• WHAT YOU ARE ASKED TO DO:
Reproduce the lines of the records verbatim, starting at the line that contains "- affiliation-line: Purple" and ending at the line that contains "- section-heading-introduction: I.", with both of those lines included.
- - -
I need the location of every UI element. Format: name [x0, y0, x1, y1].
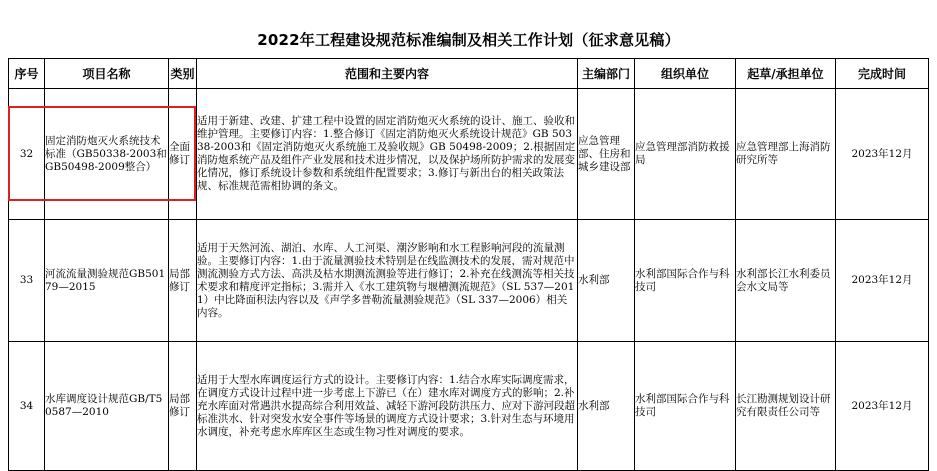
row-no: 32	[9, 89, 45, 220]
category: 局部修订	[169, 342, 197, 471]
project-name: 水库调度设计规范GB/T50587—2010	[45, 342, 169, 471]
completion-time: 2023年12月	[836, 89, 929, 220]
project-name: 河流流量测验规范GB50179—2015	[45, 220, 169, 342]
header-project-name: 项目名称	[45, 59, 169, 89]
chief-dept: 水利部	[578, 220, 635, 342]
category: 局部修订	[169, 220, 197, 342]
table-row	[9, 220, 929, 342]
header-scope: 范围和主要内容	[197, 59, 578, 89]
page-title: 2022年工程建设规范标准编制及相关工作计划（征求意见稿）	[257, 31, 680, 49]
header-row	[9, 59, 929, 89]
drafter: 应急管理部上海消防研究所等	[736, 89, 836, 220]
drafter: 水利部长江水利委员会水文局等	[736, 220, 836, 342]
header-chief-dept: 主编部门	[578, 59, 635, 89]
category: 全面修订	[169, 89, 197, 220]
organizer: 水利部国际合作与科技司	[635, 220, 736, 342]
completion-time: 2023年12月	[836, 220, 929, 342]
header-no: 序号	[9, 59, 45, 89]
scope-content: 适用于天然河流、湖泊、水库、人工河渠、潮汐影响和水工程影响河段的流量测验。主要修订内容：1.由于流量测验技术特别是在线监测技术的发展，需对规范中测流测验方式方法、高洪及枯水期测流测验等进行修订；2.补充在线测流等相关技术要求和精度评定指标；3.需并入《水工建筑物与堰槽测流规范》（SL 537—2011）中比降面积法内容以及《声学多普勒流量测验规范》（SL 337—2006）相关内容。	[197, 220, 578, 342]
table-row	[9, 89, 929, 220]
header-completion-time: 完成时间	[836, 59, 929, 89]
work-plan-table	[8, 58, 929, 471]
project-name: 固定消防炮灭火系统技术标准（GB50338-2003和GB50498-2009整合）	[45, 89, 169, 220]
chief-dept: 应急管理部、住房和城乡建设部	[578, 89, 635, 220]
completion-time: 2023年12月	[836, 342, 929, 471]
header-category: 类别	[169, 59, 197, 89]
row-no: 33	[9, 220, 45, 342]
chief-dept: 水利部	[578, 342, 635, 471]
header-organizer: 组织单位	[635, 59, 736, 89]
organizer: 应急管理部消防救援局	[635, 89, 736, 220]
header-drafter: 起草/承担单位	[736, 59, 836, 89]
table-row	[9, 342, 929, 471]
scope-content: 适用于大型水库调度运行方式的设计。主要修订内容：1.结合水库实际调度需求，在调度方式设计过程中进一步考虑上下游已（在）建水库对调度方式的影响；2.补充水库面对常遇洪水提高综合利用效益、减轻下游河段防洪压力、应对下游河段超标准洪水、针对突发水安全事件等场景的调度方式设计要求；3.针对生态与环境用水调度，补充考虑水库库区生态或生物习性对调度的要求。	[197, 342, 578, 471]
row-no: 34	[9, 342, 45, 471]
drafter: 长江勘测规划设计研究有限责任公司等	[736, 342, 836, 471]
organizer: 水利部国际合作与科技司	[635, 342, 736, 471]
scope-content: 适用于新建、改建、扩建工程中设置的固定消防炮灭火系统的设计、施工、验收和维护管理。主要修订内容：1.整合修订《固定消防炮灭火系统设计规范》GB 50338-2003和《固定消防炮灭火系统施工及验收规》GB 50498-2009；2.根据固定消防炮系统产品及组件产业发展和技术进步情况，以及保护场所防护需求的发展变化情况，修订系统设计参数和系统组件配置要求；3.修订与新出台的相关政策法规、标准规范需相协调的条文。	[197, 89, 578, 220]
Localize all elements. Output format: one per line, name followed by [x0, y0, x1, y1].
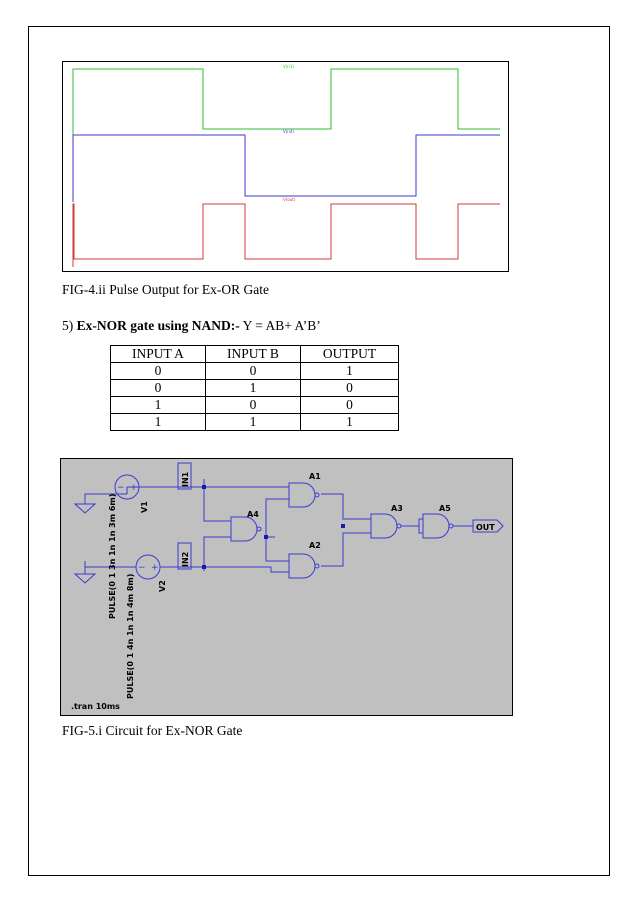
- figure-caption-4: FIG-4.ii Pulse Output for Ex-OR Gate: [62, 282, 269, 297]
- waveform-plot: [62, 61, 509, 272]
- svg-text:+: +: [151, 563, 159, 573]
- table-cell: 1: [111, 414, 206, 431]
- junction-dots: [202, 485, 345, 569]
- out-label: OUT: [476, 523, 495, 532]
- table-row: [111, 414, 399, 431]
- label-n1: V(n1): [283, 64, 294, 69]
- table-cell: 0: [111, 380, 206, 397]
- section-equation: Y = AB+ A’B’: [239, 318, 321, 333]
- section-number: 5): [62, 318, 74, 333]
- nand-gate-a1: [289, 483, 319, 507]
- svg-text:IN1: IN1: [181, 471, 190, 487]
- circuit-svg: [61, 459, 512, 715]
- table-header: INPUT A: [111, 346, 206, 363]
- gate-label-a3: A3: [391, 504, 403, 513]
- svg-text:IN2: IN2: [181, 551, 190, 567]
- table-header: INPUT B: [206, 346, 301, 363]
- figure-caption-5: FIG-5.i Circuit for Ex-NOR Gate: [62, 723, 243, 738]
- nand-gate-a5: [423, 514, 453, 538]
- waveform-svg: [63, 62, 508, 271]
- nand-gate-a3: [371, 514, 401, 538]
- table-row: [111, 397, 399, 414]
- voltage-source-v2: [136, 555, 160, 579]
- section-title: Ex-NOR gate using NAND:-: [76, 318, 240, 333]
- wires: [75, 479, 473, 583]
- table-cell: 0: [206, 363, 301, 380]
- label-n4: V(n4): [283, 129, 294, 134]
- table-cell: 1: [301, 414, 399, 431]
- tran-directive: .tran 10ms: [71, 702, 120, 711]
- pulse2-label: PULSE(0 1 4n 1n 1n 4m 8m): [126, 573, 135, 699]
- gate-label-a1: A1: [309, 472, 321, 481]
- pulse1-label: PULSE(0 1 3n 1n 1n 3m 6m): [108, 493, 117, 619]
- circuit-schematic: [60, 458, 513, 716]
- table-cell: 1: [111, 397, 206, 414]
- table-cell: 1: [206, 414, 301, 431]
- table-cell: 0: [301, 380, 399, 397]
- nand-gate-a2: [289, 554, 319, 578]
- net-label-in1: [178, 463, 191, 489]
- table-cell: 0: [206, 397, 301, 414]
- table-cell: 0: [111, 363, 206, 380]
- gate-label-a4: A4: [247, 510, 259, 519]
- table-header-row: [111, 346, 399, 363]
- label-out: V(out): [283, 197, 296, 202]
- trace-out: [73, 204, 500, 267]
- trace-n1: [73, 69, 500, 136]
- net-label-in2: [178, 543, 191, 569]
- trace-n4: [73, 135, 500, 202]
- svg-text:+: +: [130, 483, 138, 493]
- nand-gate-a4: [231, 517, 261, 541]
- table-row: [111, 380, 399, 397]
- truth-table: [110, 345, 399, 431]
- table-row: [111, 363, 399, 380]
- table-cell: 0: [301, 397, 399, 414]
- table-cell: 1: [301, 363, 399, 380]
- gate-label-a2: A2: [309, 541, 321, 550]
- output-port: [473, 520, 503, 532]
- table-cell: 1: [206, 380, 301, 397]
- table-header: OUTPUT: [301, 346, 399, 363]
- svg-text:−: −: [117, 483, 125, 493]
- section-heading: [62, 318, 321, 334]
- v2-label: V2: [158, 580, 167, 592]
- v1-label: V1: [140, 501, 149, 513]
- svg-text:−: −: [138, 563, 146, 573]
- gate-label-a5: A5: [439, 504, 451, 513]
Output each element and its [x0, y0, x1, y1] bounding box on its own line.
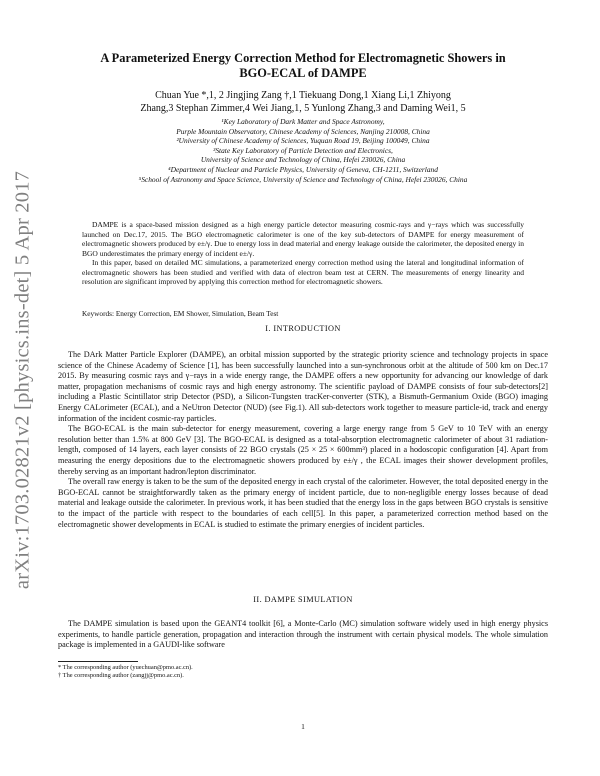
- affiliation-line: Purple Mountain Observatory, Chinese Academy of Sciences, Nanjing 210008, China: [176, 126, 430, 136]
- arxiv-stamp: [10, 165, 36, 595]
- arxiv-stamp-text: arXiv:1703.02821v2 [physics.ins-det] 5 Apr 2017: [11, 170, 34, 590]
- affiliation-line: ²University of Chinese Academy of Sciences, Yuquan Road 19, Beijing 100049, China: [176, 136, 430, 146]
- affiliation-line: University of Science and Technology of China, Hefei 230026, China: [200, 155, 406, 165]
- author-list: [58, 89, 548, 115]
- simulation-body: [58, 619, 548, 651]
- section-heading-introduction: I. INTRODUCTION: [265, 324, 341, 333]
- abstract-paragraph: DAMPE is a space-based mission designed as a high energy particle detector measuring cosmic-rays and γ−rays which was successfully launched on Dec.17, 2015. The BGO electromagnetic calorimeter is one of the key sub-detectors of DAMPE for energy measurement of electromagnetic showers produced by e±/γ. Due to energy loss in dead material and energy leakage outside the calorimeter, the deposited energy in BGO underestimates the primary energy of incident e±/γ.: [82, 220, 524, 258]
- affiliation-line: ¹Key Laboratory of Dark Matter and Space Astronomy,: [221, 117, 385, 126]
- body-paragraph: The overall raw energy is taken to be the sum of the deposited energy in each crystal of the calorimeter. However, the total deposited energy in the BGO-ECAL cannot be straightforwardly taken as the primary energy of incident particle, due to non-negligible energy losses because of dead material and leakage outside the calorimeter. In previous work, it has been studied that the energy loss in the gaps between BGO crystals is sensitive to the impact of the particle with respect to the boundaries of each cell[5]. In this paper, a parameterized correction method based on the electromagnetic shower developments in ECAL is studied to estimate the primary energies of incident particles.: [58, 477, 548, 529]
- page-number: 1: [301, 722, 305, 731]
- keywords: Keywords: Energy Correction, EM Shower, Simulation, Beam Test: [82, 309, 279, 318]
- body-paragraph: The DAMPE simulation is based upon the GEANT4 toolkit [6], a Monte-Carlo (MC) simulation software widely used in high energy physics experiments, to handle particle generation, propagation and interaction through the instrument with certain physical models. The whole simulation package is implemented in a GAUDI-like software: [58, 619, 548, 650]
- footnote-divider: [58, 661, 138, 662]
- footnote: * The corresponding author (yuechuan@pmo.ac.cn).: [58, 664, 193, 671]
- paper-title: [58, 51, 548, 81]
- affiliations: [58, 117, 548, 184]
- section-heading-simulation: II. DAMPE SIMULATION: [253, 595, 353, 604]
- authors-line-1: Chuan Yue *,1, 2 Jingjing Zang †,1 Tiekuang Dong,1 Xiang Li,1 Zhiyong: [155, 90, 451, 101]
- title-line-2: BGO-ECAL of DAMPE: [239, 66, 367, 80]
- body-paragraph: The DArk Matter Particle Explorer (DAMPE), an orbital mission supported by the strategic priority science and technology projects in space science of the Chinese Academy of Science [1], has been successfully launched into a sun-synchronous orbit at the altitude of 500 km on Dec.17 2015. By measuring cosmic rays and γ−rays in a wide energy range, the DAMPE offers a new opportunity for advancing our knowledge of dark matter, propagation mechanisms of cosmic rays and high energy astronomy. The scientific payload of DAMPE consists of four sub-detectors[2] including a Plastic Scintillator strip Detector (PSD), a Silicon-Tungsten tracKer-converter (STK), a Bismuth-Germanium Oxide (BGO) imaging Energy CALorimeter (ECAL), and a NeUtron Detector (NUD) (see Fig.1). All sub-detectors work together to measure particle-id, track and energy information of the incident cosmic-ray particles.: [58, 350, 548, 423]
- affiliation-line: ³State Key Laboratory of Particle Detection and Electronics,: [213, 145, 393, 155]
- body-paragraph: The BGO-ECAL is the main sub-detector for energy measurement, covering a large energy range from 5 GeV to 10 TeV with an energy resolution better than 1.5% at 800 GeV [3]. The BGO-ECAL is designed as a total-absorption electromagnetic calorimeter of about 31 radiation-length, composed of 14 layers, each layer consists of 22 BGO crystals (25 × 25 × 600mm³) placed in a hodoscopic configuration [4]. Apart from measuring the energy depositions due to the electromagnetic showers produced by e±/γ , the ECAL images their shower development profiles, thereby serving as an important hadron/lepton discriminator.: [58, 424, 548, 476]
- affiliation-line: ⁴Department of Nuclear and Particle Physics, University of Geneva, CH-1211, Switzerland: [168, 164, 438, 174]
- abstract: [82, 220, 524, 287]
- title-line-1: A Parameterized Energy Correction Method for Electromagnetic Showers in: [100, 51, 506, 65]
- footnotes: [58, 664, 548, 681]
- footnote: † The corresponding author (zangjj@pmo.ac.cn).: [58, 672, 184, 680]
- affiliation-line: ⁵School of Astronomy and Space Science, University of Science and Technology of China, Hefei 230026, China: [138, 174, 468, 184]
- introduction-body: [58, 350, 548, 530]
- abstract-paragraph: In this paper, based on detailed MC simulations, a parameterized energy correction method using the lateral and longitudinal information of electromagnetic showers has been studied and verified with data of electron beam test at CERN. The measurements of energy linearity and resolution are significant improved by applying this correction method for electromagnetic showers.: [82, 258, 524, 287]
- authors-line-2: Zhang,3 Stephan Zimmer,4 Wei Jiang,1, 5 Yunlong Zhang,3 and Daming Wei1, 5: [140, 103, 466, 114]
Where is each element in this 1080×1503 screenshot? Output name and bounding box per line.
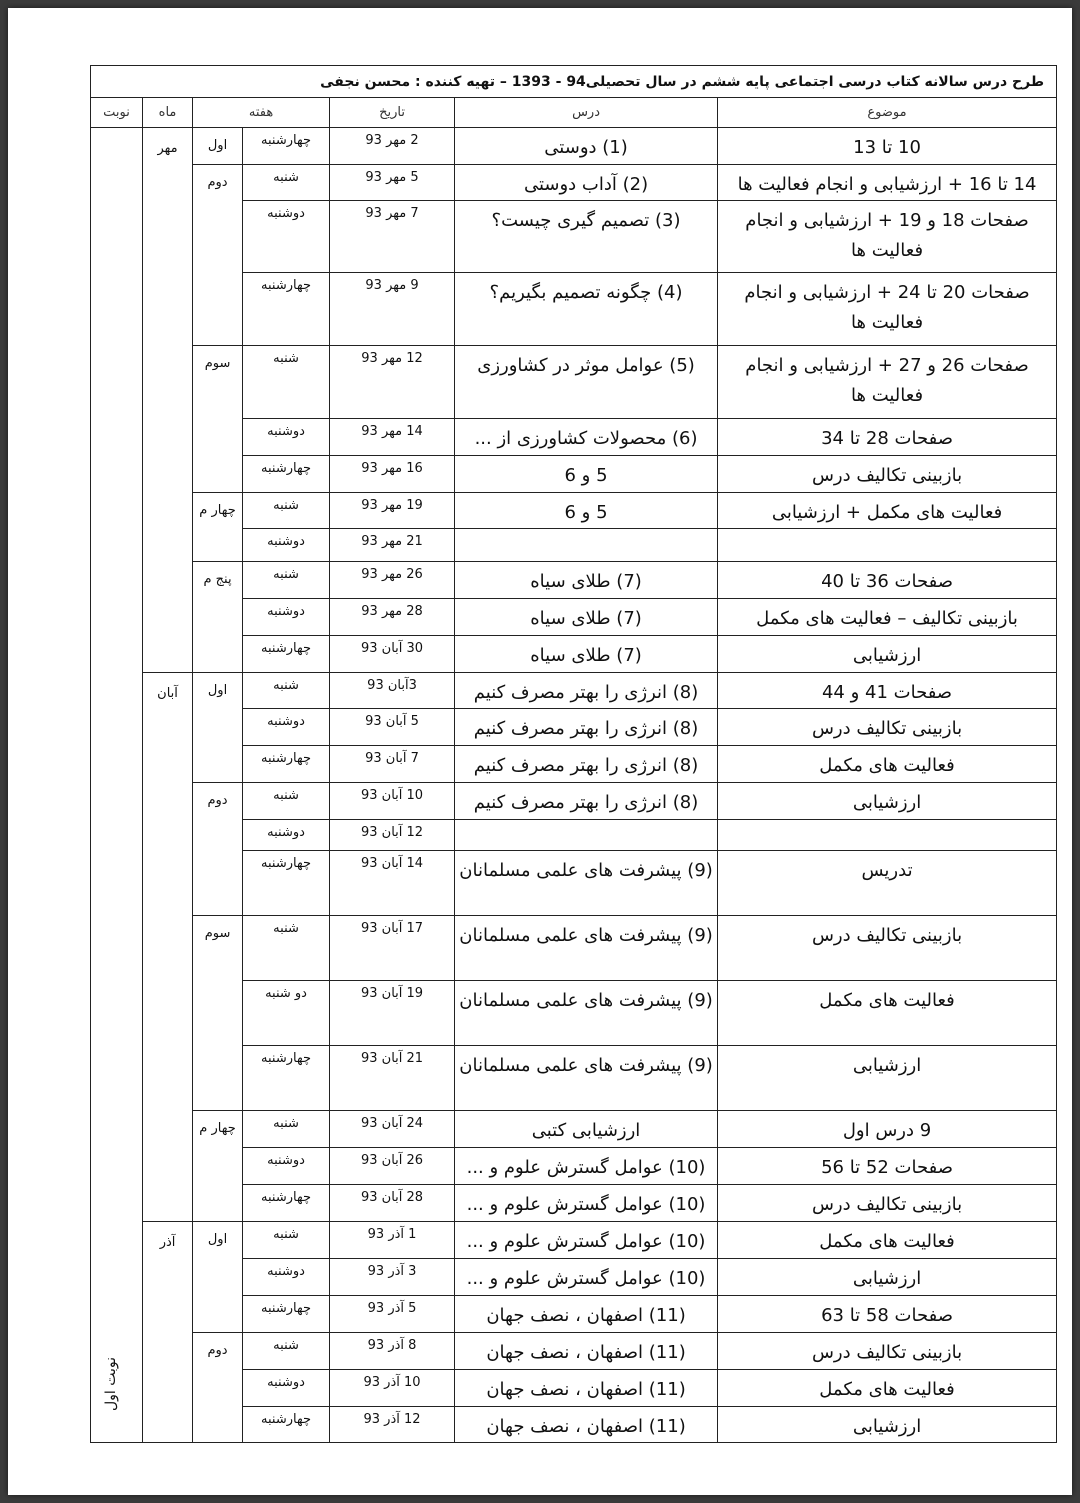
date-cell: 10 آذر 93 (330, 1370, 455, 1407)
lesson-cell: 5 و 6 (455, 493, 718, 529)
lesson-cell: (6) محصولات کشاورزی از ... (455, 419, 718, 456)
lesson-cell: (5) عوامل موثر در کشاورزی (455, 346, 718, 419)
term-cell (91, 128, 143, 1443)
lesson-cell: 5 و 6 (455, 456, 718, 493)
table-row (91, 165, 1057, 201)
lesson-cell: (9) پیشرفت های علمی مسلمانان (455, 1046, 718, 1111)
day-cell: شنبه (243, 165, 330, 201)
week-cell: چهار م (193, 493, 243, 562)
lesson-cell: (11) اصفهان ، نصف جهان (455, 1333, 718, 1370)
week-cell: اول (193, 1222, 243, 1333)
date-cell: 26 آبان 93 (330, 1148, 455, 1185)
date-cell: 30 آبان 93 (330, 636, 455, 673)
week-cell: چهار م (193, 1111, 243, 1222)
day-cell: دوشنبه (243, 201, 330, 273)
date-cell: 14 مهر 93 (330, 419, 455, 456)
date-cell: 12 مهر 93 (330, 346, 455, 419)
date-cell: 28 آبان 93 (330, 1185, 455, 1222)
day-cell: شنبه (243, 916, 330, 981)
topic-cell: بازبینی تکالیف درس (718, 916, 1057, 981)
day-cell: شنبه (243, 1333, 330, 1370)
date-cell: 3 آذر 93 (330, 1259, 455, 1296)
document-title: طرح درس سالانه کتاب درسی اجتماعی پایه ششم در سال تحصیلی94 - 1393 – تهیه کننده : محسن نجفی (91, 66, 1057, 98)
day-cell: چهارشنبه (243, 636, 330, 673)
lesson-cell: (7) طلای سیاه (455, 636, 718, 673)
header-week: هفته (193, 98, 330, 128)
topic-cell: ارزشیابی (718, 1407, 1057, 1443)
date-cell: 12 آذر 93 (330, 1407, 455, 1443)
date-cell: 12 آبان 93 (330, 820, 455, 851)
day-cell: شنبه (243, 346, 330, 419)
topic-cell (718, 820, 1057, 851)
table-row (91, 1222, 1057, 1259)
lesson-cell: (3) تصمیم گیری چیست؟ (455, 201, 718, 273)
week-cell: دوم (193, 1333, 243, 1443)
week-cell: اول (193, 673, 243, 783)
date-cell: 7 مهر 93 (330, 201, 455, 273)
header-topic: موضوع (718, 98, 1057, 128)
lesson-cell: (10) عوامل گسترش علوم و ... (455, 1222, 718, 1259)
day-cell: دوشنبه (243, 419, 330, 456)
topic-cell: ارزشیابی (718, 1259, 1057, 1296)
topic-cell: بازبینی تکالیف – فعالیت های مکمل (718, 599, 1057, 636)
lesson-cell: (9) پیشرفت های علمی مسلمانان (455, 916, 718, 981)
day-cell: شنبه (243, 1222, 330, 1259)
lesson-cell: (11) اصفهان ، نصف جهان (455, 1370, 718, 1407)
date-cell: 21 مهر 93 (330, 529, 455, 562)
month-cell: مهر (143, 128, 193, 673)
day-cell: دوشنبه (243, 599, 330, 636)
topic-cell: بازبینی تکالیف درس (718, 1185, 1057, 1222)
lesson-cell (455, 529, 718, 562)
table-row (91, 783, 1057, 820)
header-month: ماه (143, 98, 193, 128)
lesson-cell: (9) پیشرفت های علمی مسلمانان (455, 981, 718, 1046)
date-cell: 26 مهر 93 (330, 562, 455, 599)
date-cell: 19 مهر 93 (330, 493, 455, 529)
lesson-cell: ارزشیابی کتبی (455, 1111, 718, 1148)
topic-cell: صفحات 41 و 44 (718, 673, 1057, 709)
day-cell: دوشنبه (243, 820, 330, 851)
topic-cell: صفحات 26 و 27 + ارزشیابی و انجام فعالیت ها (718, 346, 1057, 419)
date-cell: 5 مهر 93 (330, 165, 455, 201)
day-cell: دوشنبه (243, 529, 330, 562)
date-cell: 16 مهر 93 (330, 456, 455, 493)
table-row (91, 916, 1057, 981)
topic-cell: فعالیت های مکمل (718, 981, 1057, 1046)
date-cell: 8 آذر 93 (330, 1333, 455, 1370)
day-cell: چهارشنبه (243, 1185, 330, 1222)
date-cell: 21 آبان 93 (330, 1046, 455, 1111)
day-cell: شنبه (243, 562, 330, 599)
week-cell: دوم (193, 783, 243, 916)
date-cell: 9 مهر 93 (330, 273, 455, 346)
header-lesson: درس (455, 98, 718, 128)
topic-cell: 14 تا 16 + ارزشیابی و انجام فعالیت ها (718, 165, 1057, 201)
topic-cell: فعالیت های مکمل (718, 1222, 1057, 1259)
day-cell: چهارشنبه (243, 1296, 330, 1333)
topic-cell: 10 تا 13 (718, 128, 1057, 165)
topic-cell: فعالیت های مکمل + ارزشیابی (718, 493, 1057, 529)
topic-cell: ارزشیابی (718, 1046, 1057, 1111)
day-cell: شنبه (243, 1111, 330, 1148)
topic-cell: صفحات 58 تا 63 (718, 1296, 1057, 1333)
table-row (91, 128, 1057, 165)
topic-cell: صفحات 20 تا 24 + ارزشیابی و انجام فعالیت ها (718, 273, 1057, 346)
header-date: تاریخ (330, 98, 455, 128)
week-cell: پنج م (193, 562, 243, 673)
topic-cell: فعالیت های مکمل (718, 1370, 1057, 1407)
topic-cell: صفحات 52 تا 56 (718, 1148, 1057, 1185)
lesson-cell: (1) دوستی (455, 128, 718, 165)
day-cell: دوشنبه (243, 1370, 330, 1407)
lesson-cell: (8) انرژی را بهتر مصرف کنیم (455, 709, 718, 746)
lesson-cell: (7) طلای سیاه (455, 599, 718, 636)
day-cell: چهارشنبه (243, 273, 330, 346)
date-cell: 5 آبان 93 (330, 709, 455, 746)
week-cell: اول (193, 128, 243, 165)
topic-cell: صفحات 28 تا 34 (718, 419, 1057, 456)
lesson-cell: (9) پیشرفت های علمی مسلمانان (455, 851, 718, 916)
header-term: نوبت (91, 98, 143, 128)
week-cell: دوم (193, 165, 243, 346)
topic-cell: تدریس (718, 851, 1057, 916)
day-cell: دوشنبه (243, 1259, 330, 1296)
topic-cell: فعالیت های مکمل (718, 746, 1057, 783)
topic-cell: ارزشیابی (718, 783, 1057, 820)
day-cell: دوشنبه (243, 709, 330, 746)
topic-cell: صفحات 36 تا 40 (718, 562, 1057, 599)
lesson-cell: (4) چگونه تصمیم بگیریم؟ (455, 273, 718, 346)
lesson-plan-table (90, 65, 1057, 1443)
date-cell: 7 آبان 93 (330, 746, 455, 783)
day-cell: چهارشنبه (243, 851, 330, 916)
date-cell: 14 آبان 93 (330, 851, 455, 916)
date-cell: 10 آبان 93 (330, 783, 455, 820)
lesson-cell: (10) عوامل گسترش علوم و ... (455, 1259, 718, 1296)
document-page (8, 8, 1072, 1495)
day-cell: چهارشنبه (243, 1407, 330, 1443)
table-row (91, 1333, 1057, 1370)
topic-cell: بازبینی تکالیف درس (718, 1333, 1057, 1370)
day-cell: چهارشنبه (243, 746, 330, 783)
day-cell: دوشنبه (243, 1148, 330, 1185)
- - -
• ANSWER TO THE PROBLEM:
- affiliation-line: Purple Mountain Observatory, Chinese Academy of Sciences, Nanjing 210008, China: [176, 126, 430, 136]
- arxiv-stamp: [10, 165, 36, 595]
- arxiv-stamp-text: arXiv:1703.02821v2 [physics.ins-det] 5 Apr 2017: [11, 170, 34, 590]
- affiliation-line: ²University of Chinese Academy of Sciences, Yuquan Road 19, Beijing 100049, China: [176, 136, 430, 146]
- affiliation-line: University of Science and Technology of China, Hefei 230026, China: [200, 155, 406, 165]
- author-list: [58, 89, 548, 115]
- simulation-body: [58, 619, 548, 651]
- section-heading-introduction: I. INTRODUCTION: [265, 324, 341, 333]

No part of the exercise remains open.